Go through the entries below and print each one exactly, leaving out pictures.

---*---

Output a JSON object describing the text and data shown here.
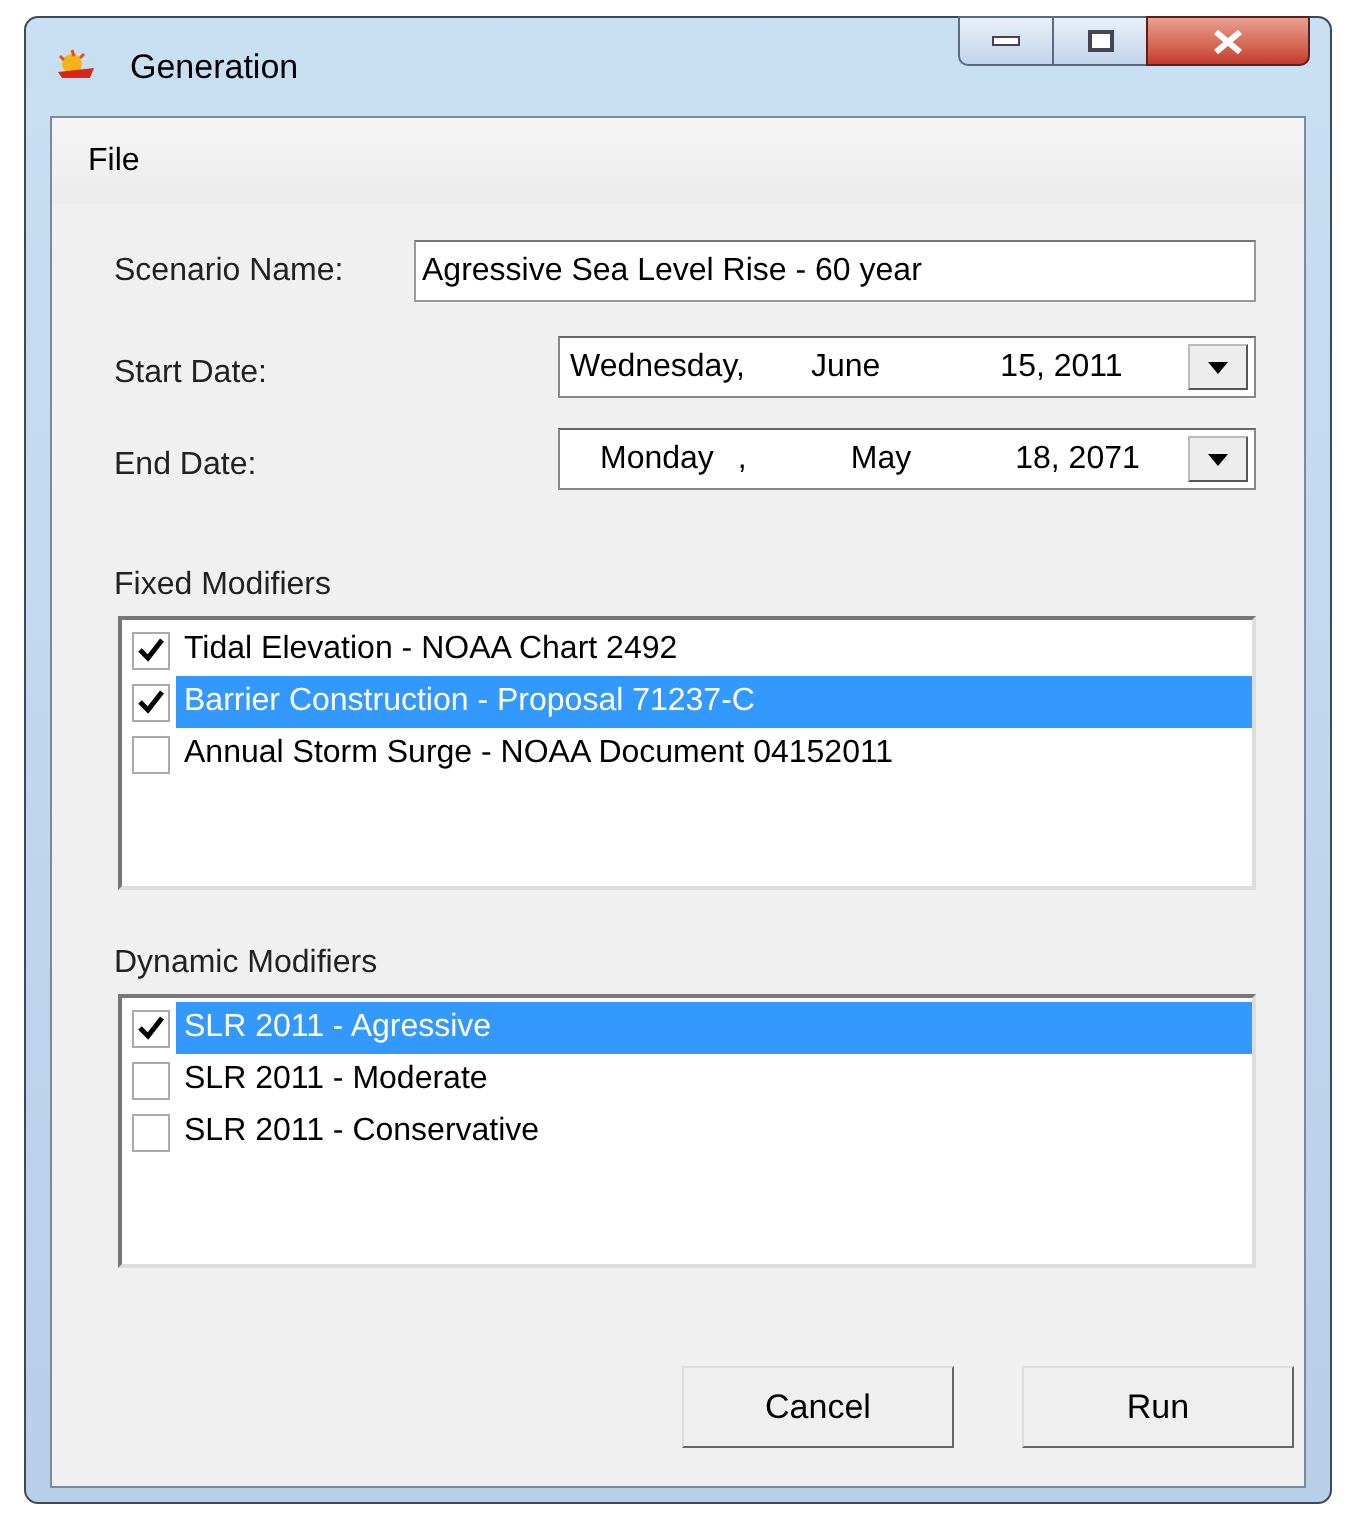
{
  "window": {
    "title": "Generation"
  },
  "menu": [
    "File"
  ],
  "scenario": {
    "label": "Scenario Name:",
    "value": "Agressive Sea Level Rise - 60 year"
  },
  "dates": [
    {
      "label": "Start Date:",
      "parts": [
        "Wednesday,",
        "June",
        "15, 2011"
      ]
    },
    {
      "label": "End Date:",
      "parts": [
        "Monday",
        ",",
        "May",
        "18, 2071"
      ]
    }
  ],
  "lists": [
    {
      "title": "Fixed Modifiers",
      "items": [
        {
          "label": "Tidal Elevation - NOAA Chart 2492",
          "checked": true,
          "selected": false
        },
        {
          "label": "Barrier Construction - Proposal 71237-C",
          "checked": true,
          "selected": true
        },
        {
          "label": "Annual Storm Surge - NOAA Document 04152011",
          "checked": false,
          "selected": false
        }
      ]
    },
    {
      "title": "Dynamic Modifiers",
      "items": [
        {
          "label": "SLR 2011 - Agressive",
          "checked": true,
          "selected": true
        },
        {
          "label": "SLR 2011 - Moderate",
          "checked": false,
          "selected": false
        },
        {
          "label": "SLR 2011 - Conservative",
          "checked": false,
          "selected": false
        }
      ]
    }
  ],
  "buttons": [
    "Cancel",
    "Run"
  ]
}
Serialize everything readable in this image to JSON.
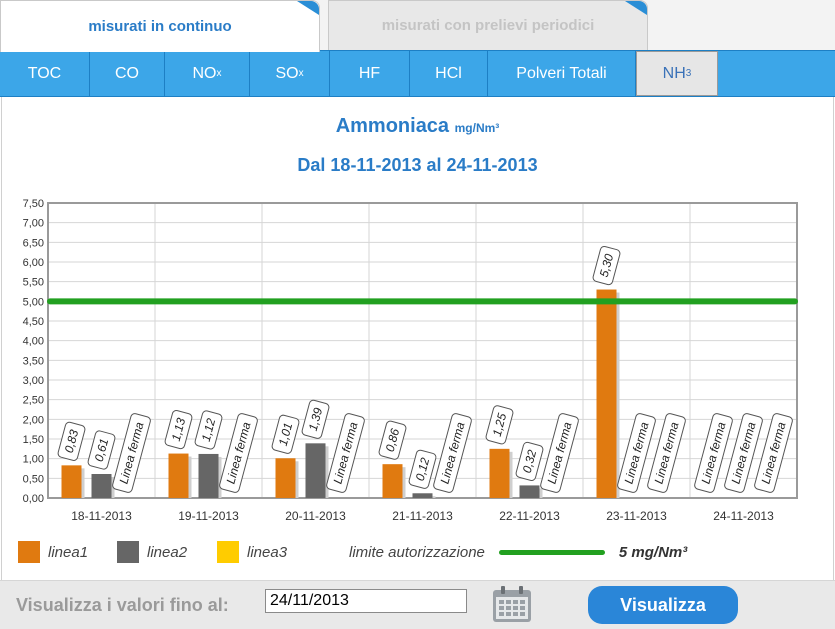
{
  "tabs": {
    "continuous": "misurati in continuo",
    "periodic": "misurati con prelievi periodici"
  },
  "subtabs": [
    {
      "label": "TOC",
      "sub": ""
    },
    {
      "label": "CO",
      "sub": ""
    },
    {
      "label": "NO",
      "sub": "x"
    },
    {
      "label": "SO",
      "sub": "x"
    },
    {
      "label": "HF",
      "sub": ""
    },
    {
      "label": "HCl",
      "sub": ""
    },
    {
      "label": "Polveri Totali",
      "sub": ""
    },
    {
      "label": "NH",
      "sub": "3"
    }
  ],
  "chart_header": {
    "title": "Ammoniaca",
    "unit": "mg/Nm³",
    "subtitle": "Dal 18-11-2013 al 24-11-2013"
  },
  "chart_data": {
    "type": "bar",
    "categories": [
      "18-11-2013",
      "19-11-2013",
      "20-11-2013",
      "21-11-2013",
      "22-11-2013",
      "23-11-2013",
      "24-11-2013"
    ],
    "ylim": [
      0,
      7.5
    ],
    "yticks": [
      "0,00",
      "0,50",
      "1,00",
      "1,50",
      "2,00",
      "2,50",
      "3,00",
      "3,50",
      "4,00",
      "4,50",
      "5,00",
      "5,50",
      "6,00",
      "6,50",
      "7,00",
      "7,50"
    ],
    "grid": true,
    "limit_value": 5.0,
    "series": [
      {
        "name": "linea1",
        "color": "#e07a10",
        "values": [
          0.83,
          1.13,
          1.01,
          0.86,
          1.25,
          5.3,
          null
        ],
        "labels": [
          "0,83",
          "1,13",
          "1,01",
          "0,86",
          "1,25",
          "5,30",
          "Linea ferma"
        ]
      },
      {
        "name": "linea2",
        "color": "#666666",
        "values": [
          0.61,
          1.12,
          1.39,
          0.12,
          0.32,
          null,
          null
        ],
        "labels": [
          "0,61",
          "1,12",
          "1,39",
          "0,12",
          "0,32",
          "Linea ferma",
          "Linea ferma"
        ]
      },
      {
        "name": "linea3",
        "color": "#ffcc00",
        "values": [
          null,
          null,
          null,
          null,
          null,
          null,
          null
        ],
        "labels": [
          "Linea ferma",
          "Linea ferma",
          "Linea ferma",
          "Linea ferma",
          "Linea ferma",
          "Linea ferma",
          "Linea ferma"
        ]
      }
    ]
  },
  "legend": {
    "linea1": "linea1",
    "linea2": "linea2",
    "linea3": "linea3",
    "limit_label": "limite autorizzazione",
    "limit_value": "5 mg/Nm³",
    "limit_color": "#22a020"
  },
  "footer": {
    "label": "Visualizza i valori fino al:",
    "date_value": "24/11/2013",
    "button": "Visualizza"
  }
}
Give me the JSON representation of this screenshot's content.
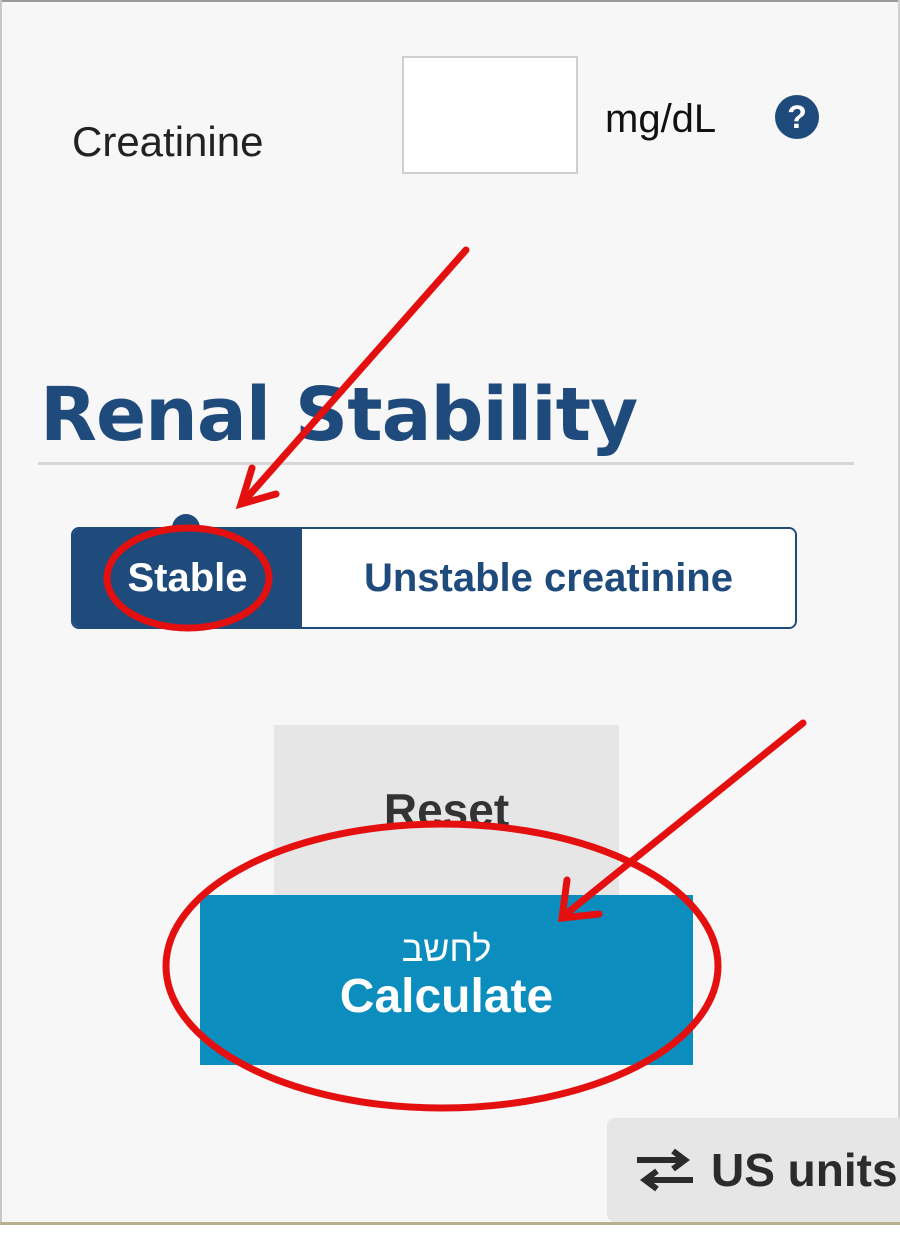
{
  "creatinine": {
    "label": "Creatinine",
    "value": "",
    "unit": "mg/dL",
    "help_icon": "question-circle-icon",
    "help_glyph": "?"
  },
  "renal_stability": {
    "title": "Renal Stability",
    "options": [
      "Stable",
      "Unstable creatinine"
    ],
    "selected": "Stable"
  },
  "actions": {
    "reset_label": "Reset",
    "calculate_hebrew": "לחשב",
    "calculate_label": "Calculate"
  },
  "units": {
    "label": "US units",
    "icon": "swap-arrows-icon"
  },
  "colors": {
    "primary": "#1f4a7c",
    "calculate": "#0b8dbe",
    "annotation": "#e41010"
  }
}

---*---

Result of this exercise
Output a JSON object describing the text and data shown here.
{
  "window": {
    "title": "Generation"
  },
  "menu": [
    "File"
  ],
  "scenario": {
    "label": "Scenario Name:",
    "value": "Agressive Sea Level Rise - 60 year"
  },
  "dates": [
    {
      "label": "Start Date:",
      "parts": [
        "Wednesday,",
        "June",
        "15, 2011"
      ]
    },
    {
      "label": "End Date:",
      "parts": [
        "Monday",
        ",",
        "May",
        "18, 2071"
      ]
    }
  ],
  "lists": [
    {
      "title": "Fixed Modifiers",
      "items": [
        {
          "label": "Tidal Elevation - NOAA Chart 2492",
          "checked": true,
          "selected": false
        },
        {
          "label": "Barrier Construction - Proposal 71237-C",
          "checked": true,
          "selected": true
        },
        {
          "label": "Annual Storm Surge - NOAA Document 04152011",
          "checked": false,
          "selected": false
        }
      ]
    },
    {
      "title": "Dynamic Modifiers",
      "items": [
        {
          "label": "SLR 2011 - Agressive",
          "checked": true,
          "selected": true
        },
        {
          "label": "SLR 2011 - Moderate",
          "checked": false,
          "selected": false
        },
        {
          "label": "SLR 2011 - Conservative",
          "checked": false,
          "selected": false
        }
      ]
    }
  ],
  "buttons": [
    "Cancel",
    "Run"
  ]
}
Serialize everything readable in this image to JSON.
{
  "tabs": {
    "continuous": "misurati in continuo",
    "periodic": "misurati con prelievi periodici"
  },
  "subtabs": [
    {
      "label": "TOC",
      "sub": ""
    },
    {
      "label": "CO",
      "sub": ""
    },
    {
      "label": "NO",
      "sub": "x"
    },
    {
      "label": "SO",
      "sub": "x"
    },
    {
      "label": "HF",
      "sub": ""
    },
    {
      "label": "HCl",
      "sub": ""
    },
    {
      "label": "Polveri Totali",
      "sub": ""
    },
    {
      "label": "NH",
      "sub": "3"
    }
  ],
  "chart_header": {
    "title": "Ammoniaca",
    "unit": "mg/Nm³",
    "subtitle": "Dal 18-11-2013 al 24-11-2013"
  },
  "chart_data": {
    "type": "bar",
    "categories": [
      "18-11-2013",
      "19-11-2013",
      "20-11-2013",
      "21-11-2013",
      "22-11-2013",
      "23-11-2013",
      "24-11-2013"
    ],
    "ylim": [
      0,
      7.5
    ],
    "yticks": [
      "0,00",
      "0,50",
      "1,00",
      "1,50",
      "2,00",
      "2,50",
      "3,00",
      "3,50",
      "4,00",
      "4,50",
      "5,00",
      "5,50",
      "6,00",
      "6,50",
      "7,00",
      "7,50"
    ],
    "grid": true,
    "limit_value": 5.0,
    "series": [
      {
        "name": "linea1",
        "color": "#e07a10",
        "values": [
          0.83,
          1.13,
          1.01,
          0.86,
          1.25,
          5.3,
          null
        ],
        "labels": [
          "0,83",
          "1,13",
          "1,01",
          "0,86",
          "1,25",
          "5,30",
          "Linea ferma"
        ]
      },
      {
        "name": "linea2",
        "color": "#666666",
        "values": [
          0.61,
          1.12,
          1.39,
          0.12,
          0.32,
          null,
          null
        ],
        "labels": [
          "0,61",
          "1,12",
          "1,39",
          "0,12",
          "0,32",
          "Linea ferma",
          "Linea ferma"
        ]
      },
      {
        "name": "linea3",
        "color": "#ffcc00",
        "values": [
          null,
          null,
          null,
          null,
          null,
          null,
          null
        ],
        "labels": [
          "Linea ferma",
          "Linea ferma",
          "Linea ferma",
          "Linea ferma",
          "Linea ferma",
          "Linea ferma",
          "Linea ferma"
        ]
      }
    ]
  },
  "legend": {
    "linea1": "linea1",
    "linea2": "linea2",
    "linea3": "linea3",
    "limit_label": "limite autorizzazione",
    "limit_value": "5 mg/Nm³",
    "limit_color": "#22a020"
  },
  "footer": {
    "label": "Visualizza i valori fino al:",
    "date_value": "24/11/2013",
    "button": "Visualizza"
  }
}
Give me the JSON representation of this screenshot's content.
{
  "creatinine": {
    "label": "Creatinine",
    "value": "",
    "unit": "mg/dL",
    "help_icon": "question-circle-icon",
    "help_glyph": "?"
  },
  "renal_stability": {
    "title": "Renal Stability",
    "options": [
      "Stable",
      "Unstable creatinine"
    ],
    "selected": "Stable"
  },
  "actions": {
    "reset_label": "Reset",
    "calculate_hebrew": "לחשב",
    "calculate_label": "Calculate"
  },
  "units": {
    "label": "US units",
    "icon": "swap-arrows-icon"
  },
  "colors": {
    "primary": "#1f4a7c",
    "calculate": "#0b8dbe",
    "annotation": "#e41010"
  }
}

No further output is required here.